== Given text ==
VCO design problem

Dear asrf,

asrf said:

hen I use this kind of biasing and sweep my ideal capacitor to change the frequency, freq varies but VCO output swing changes as well !!

This is not an unusual issue aarf. What you need to consider is that the steady-state amplitude of the VCO is governed by the amplitude that provides a negative real impedance that is equal to the absolute value of the resonator - in your case inductor and varactor. Hence, as you change your ideal capacitor, you are changing its impedance which will require the sustaining amplifer to adjust the amplitude of its waveform. 

asrf said:

nd also I dont want to want full swing for this VCO since if I have full swing the Vgd max will be high

I want to have swing of 1v pp so:

VD swing : (0.9 --> 1.9)

VG swing : (0.2 --> 1.2)

Without an AGC, it will be very hard to set the amplitude to a fixed amplitude (1 V in your case as you state) over all process and environments AND over all frequencies of VCO operation.

I hope this brief explanation provide some intuitive understanding of what you are observing aarf,

Shawn

Thank you for explanation but I am confused.

The voltage swing depends on your current and also the Rp of tank which is equal to Rp of inductor.

I have defined a fixed Rp for my inductor so at resonance my C and L are open and what I have is Rp.

So the swing in theory should be 4*Id*Rp/pi.

So for each transistor when it is on, it gives the Id which flows through a constant Rp. I still cannot figure out what really changes here.

Rp is defined as Lw0/Q  and this value in my circuit does not change with changing the frequency. 

It would be amazing and I would be really grateful if you explain it in details. Thank you for your time.

Dear asrf,

asrf said:

Thank you for explanation but I am confused.

Unfortunately, VCO circuits can be be very subtle and, although they appear quite simple, have kept designers entertained for just over a century now!

asrf said:

I have defined a fixed Rp for my inductor so at resonance my C and L are open and what I have is Rp.

So the swing in theory should be 4*Id*Rp/pi.

A VCO  with a "real" sustaining amplifier (such as you are using) will not operate at a frequency exactly as the resonance of discrete L and C you included in your schematic. Basically, you are neglecting the MOS capacitances and resistances of your sustaining amplifier and its trace parasitics. A way to estimate (and only estimate) the frequency your VCO will operate is to perform a set of small-signal (large signal is more accurate) negative resistance simulations where you separate the LC tank from the sustaining amplifer and drivie the nodes that the resonator is connected to with an ideal current source. Examine the impedance (real and imaginary parts) of the sustaining amplifier (i.e., the impedance it presents to the LC resonator that was connected to those nodes). You may estimate (and I stress this is only an estimate) the final operating, steady-state frequency, by changing the frequency of your analysis results to find the frequency at the the imaginary part of the sustaining amplifer is equal and opposite to the imaginary part of the LC resonator. 

You will also note that the real impedance of the sustaining amplifier is not constant with frequency. Hence, as you change your ideal C, the amount of gain the sustaining amplifier will chance with frequency. This means that the steady-state amplitude of the VCO will vary over frequency and not be simply given by the expression "4*Id*Rp/pi.

I know there is a lot I've "packed" into this response and it will take some time to digest, but I wanted to as clear as I could to help you understand the issue.

I am also attaching a response I provided a number of years back to a similarly phrased question as yours. There is a bit more background and a link to a prior post with an example test bench to study the impedance of your resonator.

== Given information ==
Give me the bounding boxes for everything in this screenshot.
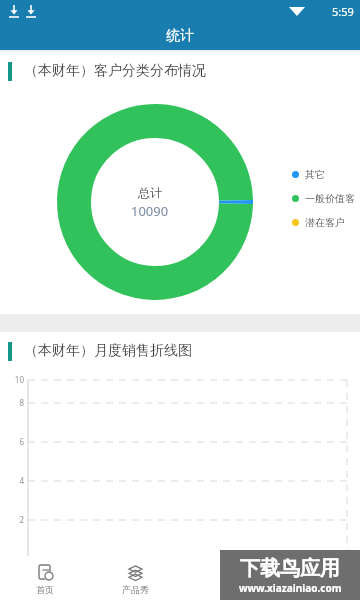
staticText: 2: [19, 514, 24, 525]
staticText: 10090: [131, 202, 169, 220]
staticText: 首页: [36, 584, 54, 595]
staticText: 5:59: [332, 4, 354, 19]
staticText: 统计: [166, 27, 194, 45]
staticText: 8: [19, 397, 24, 408]
button[interactable]: 产品秀: [90, 558, 180, 600]
button[interactable]: 首页: [0, 558, 90, 600]
staticText: 产品秀: [122, 584, 149, 595]
staticText: （本财年）客户分类分布情况: [24, 62, 206, 80]
other: 首页: [37, 564, 54, 581]
staticText: www.xiazainiao.com: [239, 581, 342, 595]
other: 产品秀: [127, 564, 144, 581]
staticText: 其它: [305, 168, 325, 181]
staticText: 10: [14, 374, 24, 385]
staticText: 4: [19, 475, 24, 486]
staticText: 潜在客户: [305, 216, 345, 229]
staticText: 总计: [138, 185, 162, 200]
staticText: （本财年）月度销售折线图: [24, 342, 192, 360]
staticText: 下载鸟应用: [240, 556, 340, 581]
staticText: 一般价值客: [305, 192, 355, 205]
staticText: 6: [19, 436, 24, 447]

== What this exercise asks ==
(1) List the things that the VCO design thread says the designer is neglecting by expecting the VCO to run exactly at the resonance of the discrete L and C.
(2) Translate this sentence from the VCO design thread into Spanish: "You will also note that the real impedance of the sustaining amplifier is not constant with frequency."
(3) Continue the VCO design thread from its last sentence.

== Results for the exercise ==
(1)
- The MOS capacitances of the sustaining amplifier
- The MOS resistances of the sustaining amplifier
- The trace parasitics of the sustaining amplifier

(2) También notará que la impedancia real del amplificador de sostenimiento no es constante con la frecuencia.

(3)
Shawn

--------------Post from 8/23/2019------------

Dear Tom,

Tom Brown said:
i want to simulate the frequency response of the tank impddance.
If you are interested in the tank impedance, I might suggest that in lieu of simulated the S parameters, you simulate the impedance (i.e., real and imaginary parts). This will also provide a much more intuitive view of the required negative resistance required from the sustaining amplifier to assure steady-state oscillation. Basically, separate the sustaining amplifier from the tank impedance (the latter can include any varactors if desired). You can then directly simulate the small-signal impedance of the tank impedance over frequency. If you are including the varactors in the tank impedance, you will need to simulate the impedance over the full range of the control voltage used to vary the varactor impedance.

If you can set the operating point of the sustaining amplifier to its large signal operating point at start-up, you may then also determine its small-signal impedance (at start-up). As you correctly noted, if the sustaining amplifier's negative real impedance exceeds in magnitude the real impedance of the tank at a given frequency, then as oscillation builds, the negative impedance of the sustaining amplifier will decrease towards 0 until it is equal and opposite in sign to the tank's real impedance.

If you are having trouble devising a test bench to determine the impedance of the tank/varactor network, I might suggest you examine an example at URL:

community.cadence.com/.../capacitance-vs-bias-voltage-curve-for-ferroelectric-varactor

I hope I understood your question correctly and this is somewhat useful Tom,

Shawn

Dear asrf,

asrf said:

Thank you for explanation but I am confused.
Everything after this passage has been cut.